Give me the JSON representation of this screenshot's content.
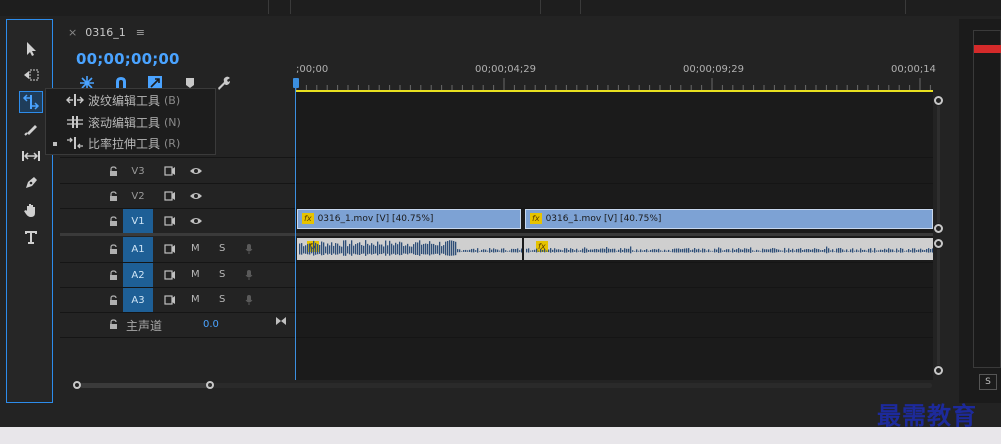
{
  "sequence": {
    "tab_close": "×",
    "tab_name": "0316_1",
    "tab_menu": "≡",
    "timecode": "00;00;00;00"
  },
  "ruler": {
    "labels": [
      ";00;00",
      "00;00;04;29",
      "00;00;09;29",
      "00;00;14"
    ]
  },
  "tools": [
    "selection-tool",
    "track-select-tool",
    "ripple-edit-tool",
    "razor-tool",
    "slip-tool",
    "pen-tool",
    "hand-tool",
    "type-tool"
  ],
  "tool_popup": {
    "items": [
      {
        "label": "波纹编辑工具",
        "shortcut": "(B)"
      },
      {
        "label": "滚动编辑工具",
        "shortcut": "(N)"
      },
      {
        "label": "比率拉伸工具",
        "shortcut": "(R)"
      }
    ]
  },
  "video_tracks": [
    {
      "label": "V3",
      "target": false
    },
    {
      "label": "V2",
      "target": false
    },
    {
      "label": "V1",
      "target": true
    }
  ],
  "audio_tracks": [
    {
      "label": "A1",
      "m": "M",
      "s": "S"
    },
    {
      "label": "A2",
      "m": "M",
      "s": "S"
    },
    {
      "label": "A3",
      "m": "M",
      "s": "S"
    }
  ],
  "master": {
    "label": "主声道",
    "value": "0.0"
  },
  "clips": {
    "fx_badge": "fx",
    "v1": [
      "0316_1.mov [V] [40.75%]",
      "0316_1.mov [V] [40.75%]"
    ]
  },
  "right_panel": {
    "solo": "S"
  },
  "watermark": "最需教育",
  "colors": {
    "accent": "#2d8ceb",
    "timecode": "#4aa3ff",
    "video_clip": "#7da2d4",
    "work_area": "#e8e020",
    "meter_peak": "#d42a2a"
  }
}
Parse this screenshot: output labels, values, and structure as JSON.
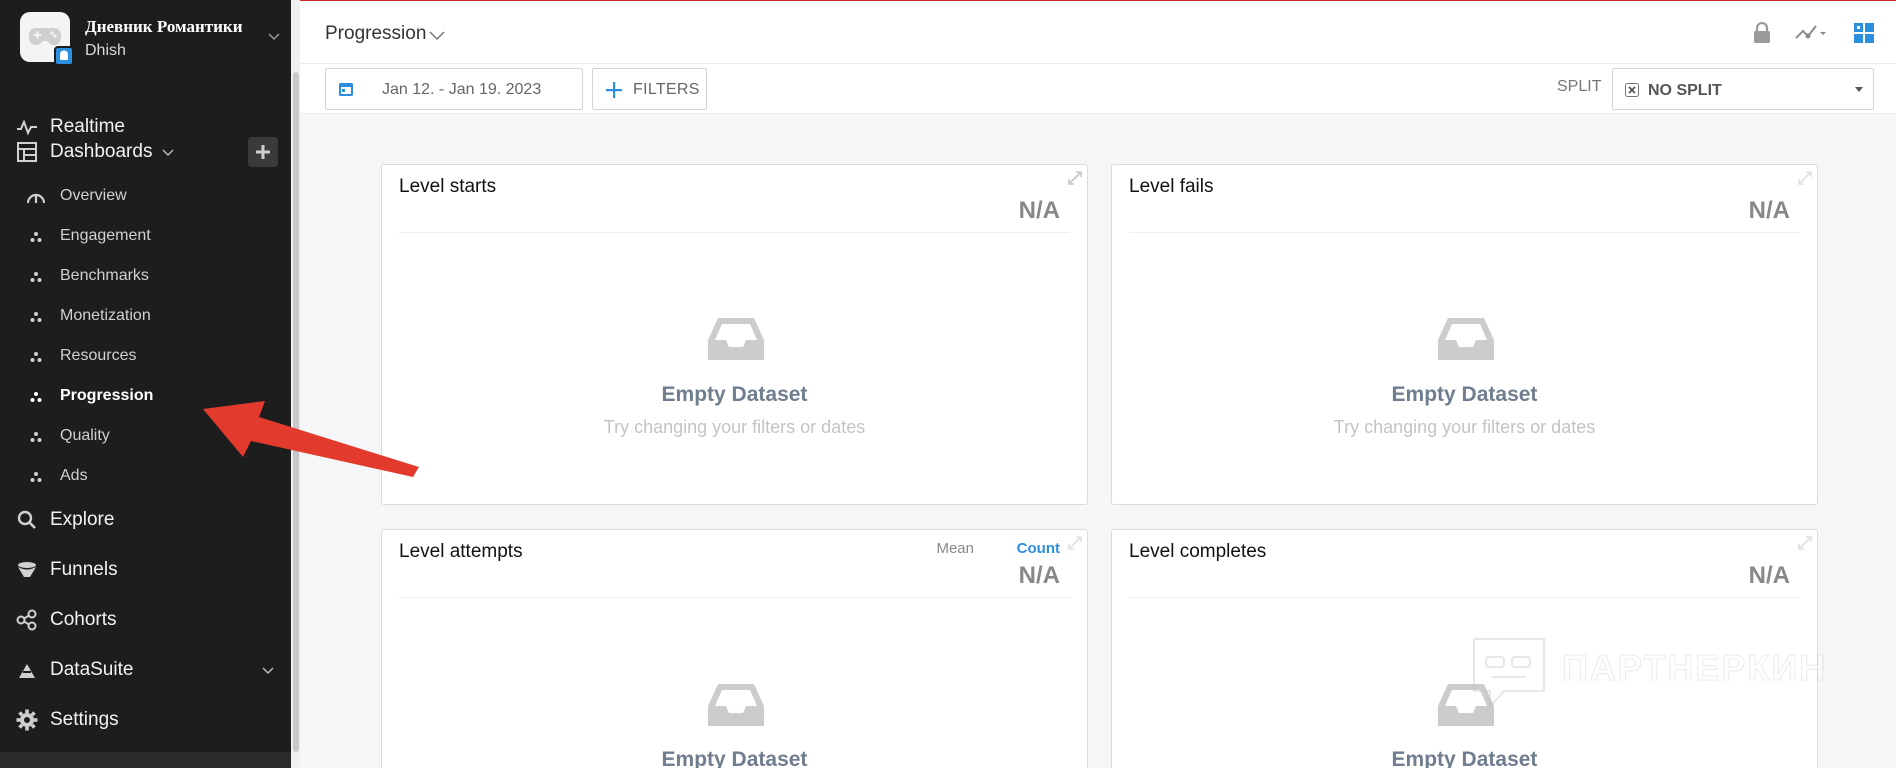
{
  "game": {
    "title": "Дневник Романтики",
    "subtitle": "Dhish"
  },
  "nav": {
    "realtime": "Realtime",
    "dashboards": "Dashboards",
    "dashboard_items": [
      "Overview",
      "Engagement",
      "Benchmarks",
      "Monetization",
      "Resources",
      "Progression",
      "Quality",
      "Ads"
    ],
    "active_dashboard": "Progression",
    "explore": "Explore",
    "funnels": "Funnels",
    "cohorts": "Cohorts",
    "datasuite": "DataSuite",
    "settings": "Settings"
  },
  "header": {
    "title": "Progression"
  },
  "filters": {
    "date_range": "Jan 12. - Jan 19. 2023",
    "filters_label": "FILTERS",
    "split_label": "SPLIT",
    "split_value": "NO SPLIT"
  },
  "cards": [
    {
      "title": "Level starts",
      "value": "N/A",
      "empty_title": "Empty Dataset",
      "empty_sub": "Try changing your filters or dates"
    },
    {
      "title": "Level fails",
      "value": "N/A",
      "empty_title": "Empty Dataset",
      "empty_sub": "Try changing your filters or dates"
    },
    {
      "title": "Level attempts",
      "value": "N/A",
      "toggle_mean": "Mean",
      "toggle_count": "Count",
      "empty_title": "Empty Dataset"
    },
    {
      "title": "Level completes",
      "value": "N/A",
      "empty_title": "Empty Dataset"
    }
  ],
  "watermark": "ПАРТНЕРКИН",
  "colors": {
    "sidebar_bg": "#1d1d1d",
    "accent": "#2b8fe0",
    "arrow": "#e23b2e",
    "empty_title": "#6f7d8f"
  }
}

■ Goal of the exercise
Nothing but the lines from the one holding "Parse this screenshot: output" through the last line of the entries should be written out, exactly and inclusively, minus the pictures.

■ Solution to this exercise
Parse this screenshot: output labels, values, and structure as JSON.
{
  "game": {
    "title": "Дневник Романтики",
    "subtitle": "Dhish"
  },
  "nav": {
    "realtime": "Realtime",
    "dashboards": "Dashboards",
    "dashboard_items": [
      "Overview",
      "Engagement",
      "Benchmarks",
      "Monetization",
      "Resources",
      "Progression",
      "Quality",
      "Ads"
    ],
    "active_dashboard": "Progression",
    "explore": "Explore",
    "funnels": "Funnels",
    "cohorts": "Cohorts",
    "datasuite": "DataSuite",
    "settings": "Settings"
  },
  "header": {
    "title": "Progression"
  },
  "filters": {
    "date_range": "Jan 12. - Jan 19. 2023",
    "filters_label": "FILTERS",
    "split_label": "SPLIT",
    "split_value": "NO SPLIT"
  },
  "cards": [
    {
      "title": "Level starts",
      "value": "N/A",
      "empty_title": "Empty Dataset",
      "empty_sub": "Try changing your filters or dates"
    },
    {
      "title": "Level fails",
      "value": "N/A",
      "empty_title": "Empty Dataset",
      "empty_sub": "Try changing your filters or dates"
    },
    {
      "title": "Level attempts",
      "value": "N/A",
      "toggle_mean": "Mean",
      "toggle_count": "Count",
      "empty_title": "Empty Dataset"
    },
    {
      "title": "Level completes",
      "value": "N/A",
      "empty_title": "Empty Dataset"
    }
  ],
  "watermark": "ПАРТНЕРКИН",
  "colors": {
    "sidebar_bg": "#1d1d1d",
    "accent": "#2b8fe0",
    "arrow": "#e23b2e",
    "empty_title": "#6f7d8f"
  }
}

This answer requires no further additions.